- _Exercise directions_
Gather the lines that hold the string "增加的原因是".

- _Records for the task_
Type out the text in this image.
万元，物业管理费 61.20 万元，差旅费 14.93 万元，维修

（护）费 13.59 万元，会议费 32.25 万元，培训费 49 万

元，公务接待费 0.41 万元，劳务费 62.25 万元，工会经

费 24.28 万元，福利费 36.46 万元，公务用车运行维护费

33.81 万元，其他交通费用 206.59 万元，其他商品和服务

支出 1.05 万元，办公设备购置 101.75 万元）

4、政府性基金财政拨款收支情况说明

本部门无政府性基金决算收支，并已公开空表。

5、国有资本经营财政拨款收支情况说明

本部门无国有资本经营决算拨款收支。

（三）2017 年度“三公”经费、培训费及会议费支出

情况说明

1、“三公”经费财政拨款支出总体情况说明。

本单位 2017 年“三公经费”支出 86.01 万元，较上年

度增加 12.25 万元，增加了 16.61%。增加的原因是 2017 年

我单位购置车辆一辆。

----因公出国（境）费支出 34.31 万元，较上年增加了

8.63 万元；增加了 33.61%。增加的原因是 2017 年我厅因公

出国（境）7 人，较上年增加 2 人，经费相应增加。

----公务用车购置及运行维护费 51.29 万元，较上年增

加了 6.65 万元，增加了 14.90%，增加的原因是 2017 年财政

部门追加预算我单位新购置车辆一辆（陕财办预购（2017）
==
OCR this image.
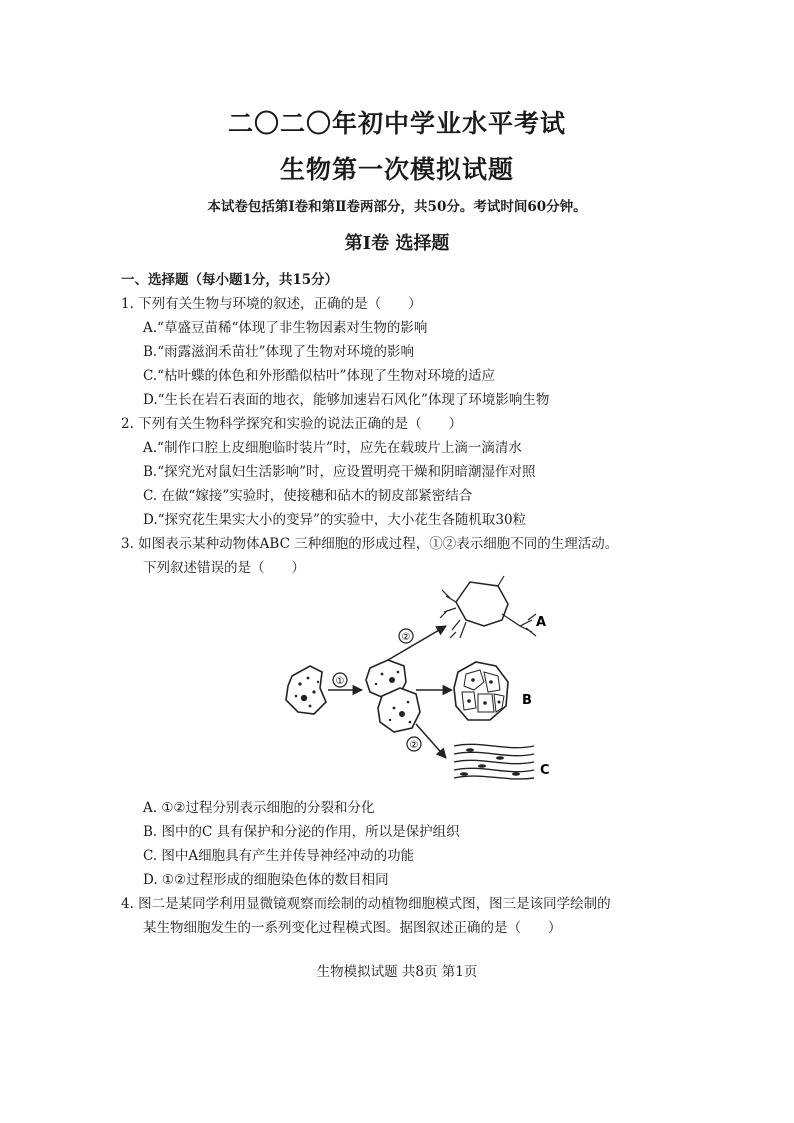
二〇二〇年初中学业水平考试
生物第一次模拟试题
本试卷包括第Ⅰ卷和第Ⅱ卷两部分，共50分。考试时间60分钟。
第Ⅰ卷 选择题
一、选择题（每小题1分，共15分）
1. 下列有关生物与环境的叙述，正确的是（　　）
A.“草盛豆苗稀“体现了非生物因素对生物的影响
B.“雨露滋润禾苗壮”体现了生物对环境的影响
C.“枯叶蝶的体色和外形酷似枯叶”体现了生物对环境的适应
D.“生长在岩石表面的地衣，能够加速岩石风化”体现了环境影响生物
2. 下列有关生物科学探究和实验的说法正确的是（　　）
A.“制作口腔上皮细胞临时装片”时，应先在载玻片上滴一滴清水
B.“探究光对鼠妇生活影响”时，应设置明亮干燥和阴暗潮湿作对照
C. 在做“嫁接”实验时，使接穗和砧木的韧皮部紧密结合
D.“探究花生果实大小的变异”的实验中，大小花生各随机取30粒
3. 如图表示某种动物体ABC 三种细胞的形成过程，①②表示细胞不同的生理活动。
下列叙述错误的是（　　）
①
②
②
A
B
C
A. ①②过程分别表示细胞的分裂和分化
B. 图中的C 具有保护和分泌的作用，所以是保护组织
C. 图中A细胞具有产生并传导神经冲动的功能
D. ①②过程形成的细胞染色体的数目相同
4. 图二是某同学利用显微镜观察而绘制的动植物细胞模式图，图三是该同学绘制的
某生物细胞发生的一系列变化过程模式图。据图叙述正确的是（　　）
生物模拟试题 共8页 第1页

- _Response below_
度增加 12.25 万元，增加了 16.61%。增加的原因是 2017 年
8.63 万元；增加了 33.61%。增加的原因是 2017 年我厅因公
加了 6.65 万元，增加了 14.90%，增加的原因是 2017 年财政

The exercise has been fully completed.